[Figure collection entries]
########################################
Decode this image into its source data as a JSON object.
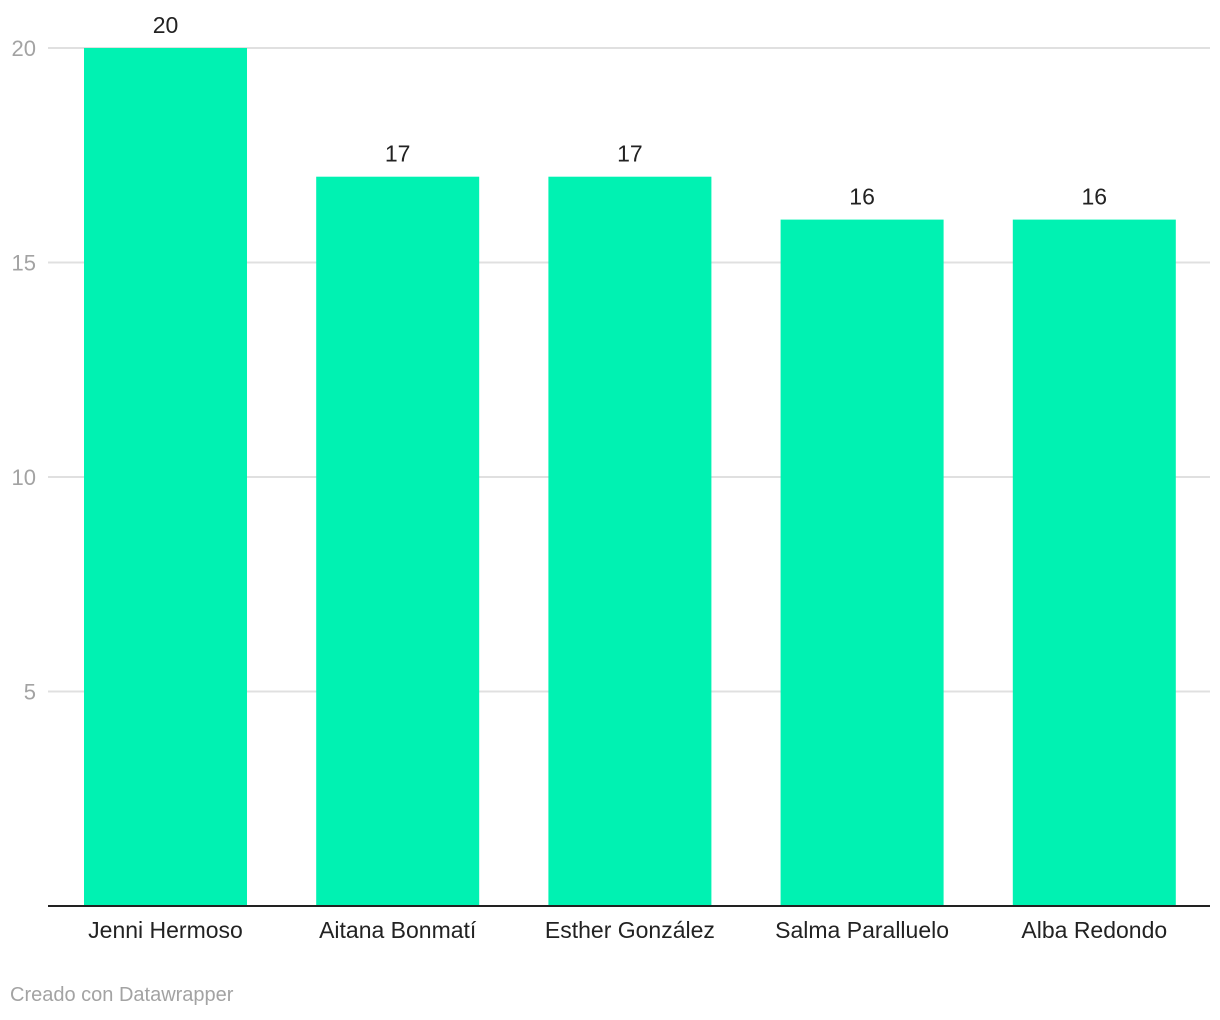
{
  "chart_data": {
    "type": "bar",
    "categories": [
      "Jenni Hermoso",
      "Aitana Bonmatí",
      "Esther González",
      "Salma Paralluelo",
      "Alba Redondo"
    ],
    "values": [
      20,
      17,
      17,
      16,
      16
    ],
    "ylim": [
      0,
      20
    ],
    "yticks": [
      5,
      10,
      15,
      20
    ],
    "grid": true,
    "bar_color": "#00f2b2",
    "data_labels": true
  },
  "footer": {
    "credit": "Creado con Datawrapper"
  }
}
########################################
[Exercise] Return the entries unchanged, save for the pictures, which do not belong in the copy.

[Complete response]
Decode this image into its source data as a JSON object.
{
  "chart_data": {
    "type": "bar",
    "categories": [
      "Jenni Hermoso",
      "Aitana Bonmatí",
      "Esther González",
      "Salma Paralluelo",
      "Alba Redondo"
    ],
    "values": [
      20,
      17,
      17,
      16,
      16
    ],
    "ylim": [
      0,
      20
    ],
    "yticks": [
      5,
      10,
      15,
      20
    ],
    "grid": true,
    "bar_color": "#00f2b2",
    "data_labels": true
  },
  "footer": {
    "credit": "Creado con Datawrapper"
  }
}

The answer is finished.